--- BEGIN ---

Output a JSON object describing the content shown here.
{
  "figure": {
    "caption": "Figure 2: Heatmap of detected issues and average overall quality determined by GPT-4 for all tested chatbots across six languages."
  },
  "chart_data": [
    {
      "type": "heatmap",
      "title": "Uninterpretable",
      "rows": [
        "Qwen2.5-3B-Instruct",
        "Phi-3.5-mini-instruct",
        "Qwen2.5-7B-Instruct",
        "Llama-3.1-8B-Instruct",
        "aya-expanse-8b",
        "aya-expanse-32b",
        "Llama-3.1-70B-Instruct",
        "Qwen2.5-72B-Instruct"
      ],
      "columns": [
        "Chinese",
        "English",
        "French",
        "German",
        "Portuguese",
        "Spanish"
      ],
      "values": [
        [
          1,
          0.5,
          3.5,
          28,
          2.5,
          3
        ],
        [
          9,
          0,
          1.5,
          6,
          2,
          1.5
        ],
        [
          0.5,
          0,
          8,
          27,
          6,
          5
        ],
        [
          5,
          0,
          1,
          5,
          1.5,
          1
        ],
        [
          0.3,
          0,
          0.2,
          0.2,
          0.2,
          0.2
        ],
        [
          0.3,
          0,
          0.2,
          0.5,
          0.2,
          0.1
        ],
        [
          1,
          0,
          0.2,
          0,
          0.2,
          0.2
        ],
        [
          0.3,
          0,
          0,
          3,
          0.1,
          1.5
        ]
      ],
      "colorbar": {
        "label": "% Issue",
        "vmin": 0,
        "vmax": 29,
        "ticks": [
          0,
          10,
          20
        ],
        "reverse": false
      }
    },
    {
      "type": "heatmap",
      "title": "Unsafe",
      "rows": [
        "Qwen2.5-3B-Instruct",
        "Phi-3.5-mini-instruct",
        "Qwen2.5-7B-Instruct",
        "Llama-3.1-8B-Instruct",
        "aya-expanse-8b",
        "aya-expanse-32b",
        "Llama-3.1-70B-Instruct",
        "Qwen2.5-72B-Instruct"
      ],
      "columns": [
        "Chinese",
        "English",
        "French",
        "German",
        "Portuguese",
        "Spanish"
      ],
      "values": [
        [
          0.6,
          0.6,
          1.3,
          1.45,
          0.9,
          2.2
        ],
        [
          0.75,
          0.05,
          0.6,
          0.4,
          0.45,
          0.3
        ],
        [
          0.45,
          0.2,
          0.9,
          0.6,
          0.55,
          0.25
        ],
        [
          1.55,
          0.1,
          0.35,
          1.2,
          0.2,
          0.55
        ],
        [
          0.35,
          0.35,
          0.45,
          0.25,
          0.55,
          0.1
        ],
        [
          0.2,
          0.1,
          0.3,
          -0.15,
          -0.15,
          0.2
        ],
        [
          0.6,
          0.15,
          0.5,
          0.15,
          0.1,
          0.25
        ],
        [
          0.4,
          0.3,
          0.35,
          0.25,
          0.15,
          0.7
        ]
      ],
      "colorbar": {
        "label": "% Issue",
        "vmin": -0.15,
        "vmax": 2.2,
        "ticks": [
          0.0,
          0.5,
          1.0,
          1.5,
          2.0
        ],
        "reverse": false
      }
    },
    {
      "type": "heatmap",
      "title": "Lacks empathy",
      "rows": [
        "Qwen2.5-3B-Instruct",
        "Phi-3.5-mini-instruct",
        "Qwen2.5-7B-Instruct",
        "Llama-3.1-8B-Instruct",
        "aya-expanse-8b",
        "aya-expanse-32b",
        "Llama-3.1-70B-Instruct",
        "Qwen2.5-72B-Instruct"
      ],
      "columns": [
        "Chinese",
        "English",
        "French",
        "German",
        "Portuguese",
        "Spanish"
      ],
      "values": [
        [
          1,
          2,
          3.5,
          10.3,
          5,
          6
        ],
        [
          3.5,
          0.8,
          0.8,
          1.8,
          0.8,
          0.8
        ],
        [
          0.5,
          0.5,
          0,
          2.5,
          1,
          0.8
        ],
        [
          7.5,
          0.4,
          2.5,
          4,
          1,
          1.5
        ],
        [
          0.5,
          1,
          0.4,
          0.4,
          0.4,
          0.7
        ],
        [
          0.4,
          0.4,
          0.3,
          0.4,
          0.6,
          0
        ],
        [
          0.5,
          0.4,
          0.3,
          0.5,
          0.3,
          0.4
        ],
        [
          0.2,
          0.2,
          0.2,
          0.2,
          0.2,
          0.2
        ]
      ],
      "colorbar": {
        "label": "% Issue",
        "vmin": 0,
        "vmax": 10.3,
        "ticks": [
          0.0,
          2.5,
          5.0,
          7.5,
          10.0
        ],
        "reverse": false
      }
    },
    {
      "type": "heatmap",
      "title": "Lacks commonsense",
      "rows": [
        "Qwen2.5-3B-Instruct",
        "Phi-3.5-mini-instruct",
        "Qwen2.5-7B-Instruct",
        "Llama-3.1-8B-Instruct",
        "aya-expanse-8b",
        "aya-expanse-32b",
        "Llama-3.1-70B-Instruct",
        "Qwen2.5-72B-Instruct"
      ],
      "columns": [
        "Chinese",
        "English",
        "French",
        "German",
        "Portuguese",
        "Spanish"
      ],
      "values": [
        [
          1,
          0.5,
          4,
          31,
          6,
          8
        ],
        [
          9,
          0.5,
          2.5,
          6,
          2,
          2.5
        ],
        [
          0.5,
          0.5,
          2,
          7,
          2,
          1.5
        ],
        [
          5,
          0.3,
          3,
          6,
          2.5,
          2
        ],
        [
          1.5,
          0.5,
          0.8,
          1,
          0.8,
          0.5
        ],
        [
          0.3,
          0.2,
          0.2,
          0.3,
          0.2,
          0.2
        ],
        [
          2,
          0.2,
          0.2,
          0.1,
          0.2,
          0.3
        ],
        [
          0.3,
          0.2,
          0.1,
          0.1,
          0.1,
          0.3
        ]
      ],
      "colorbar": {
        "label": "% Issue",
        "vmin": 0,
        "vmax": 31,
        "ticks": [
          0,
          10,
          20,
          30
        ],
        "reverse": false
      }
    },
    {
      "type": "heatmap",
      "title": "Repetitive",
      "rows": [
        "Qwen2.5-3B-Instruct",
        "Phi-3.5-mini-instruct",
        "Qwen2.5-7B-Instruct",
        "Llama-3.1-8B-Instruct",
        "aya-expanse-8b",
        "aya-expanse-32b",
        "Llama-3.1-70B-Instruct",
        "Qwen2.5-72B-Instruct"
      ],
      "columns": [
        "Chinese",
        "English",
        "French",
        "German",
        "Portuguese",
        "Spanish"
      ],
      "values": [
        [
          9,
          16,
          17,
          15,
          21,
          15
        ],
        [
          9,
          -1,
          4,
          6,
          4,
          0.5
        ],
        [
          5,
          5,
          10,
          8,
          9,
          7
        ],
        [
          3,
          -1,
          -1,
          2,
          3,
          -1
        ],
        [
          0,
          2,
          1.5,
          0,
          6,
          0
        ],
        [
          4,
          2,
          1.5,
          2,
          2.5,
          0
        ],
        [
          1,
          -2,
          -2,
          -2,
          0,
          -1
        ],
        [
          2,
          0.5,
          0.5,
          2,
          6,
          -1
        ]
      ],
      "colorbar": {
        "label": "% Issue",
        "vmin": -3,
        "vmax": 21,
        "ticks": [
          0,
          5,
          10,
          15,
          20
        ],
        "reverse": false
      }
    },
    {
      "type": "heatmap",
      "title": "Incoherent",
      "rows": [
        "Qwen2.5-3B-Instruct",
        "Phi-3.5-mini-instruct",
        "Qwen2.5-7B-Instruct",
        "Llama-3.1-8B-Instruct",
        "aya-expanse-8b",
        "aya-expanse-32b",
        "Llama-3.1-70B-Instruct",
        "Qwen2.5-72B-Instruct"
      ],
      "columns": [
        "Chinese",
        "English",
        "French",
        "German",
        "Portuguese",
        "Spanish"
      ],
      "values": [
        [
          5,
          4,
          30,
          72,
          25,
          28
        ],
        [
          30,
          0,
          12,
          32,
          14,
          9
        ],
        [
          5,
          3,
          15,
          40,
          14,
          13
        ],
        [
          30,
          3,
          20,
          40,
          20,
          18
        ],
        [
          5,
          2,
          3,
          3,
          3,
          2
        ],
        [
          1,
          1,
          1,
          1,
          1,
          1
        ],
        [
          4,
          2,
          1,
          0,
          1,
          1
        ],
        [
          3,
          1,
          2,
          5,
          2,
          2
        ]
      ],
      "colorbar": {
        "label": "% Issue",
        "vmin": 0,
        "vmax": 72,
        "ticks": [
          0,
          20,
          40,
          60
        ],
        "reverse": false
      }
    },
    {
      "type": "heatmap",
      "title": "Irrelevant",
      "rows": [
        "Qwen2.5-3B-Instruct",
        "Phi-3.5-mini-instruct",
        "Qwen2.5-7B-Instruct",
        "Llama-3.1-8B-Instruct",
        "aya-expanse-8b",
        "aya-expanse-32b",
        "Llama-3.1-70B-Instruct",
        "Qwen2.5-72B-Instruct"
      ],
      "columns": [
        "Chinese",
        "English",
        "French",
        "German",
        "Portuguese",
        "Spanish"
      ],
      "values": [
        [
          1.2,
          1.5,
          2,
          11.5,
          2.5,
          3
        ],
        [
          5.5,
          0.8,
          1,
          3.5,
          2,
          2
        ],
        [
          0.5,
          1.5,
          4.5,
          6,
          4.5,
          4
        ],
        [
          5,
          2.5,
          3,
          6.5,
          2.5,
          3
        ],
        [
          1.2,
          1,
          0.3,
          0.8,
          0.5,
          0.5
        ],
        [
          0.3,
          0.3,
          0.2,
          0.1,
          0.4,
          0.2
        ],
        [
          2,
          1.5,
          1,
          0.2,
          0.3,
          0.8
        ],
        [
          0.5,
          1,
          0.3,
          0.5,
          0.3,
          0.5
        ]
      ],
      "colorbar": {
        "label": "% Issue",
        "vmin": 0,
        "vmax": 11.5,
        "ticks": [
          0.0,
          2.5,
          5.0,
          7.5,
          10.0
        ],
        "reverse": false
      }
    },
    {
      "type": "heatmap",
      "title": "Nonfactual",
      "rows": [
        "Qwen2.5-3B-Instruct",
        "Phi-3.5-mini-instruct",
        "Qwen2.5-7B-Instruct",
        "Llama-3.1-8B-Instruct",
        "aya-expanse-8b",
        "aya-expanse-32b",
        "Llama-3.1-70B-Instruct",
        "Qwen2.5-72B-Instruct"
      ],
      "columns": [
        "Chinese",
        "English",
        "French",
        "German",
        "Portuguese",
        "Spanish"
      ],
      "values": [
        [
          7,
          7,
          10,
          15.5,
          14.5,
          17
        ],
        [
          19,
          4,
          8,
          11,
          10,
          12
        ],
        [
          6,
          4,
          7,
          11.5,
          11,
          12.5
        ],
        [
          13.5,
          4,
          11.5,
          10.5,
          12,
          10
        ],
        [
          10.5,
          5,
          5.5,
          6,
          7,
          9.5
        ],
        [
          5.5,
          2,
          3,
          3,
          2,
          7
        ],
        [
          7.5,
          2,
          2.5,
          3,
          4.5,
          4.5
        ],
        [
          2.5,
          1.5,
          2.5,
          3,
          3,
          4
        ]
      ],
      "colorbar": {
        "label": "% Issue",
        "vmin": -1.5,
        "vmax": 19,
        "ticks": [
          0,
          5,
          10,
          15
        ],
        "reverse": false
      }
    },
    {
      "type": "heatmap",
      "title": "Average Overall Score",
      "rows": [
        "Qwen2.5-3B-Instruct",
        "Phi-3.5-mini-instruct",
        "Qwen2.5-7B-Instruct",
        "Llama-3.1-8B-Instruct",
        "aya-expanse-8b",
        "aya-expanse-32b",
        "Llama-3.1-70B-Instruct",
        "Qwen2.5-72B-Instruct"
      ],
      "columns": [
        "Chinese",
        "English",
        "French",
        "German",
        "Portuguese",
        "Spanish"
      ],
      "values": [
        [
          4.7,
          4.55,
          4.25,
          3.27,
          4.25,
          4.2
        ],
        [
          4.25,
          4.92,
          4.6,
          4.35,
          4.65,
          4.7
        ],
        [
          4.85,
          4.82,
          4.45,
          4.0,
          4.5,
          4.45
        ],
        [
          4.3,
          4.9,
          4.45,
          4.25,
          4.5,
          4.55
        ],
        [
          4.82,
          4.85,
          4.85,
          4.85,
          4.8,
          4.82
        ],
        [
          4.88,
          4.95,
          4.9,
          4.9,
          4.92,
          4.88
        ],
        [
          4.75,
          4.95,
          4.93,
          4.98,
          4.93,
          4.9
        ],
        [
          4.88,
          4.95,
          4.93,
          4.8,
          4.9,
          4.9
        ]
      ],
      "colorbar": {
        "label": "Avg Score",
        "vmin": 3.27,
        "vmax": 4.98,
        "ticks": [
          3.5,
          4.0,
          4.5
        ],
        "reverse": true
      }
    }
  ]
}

--- END ---

Go through the records above, find every line with the word "Lacks", and list those lines.

**Task response**
      "title": "Lacks empathy",
      "title": "Lacks commonsense",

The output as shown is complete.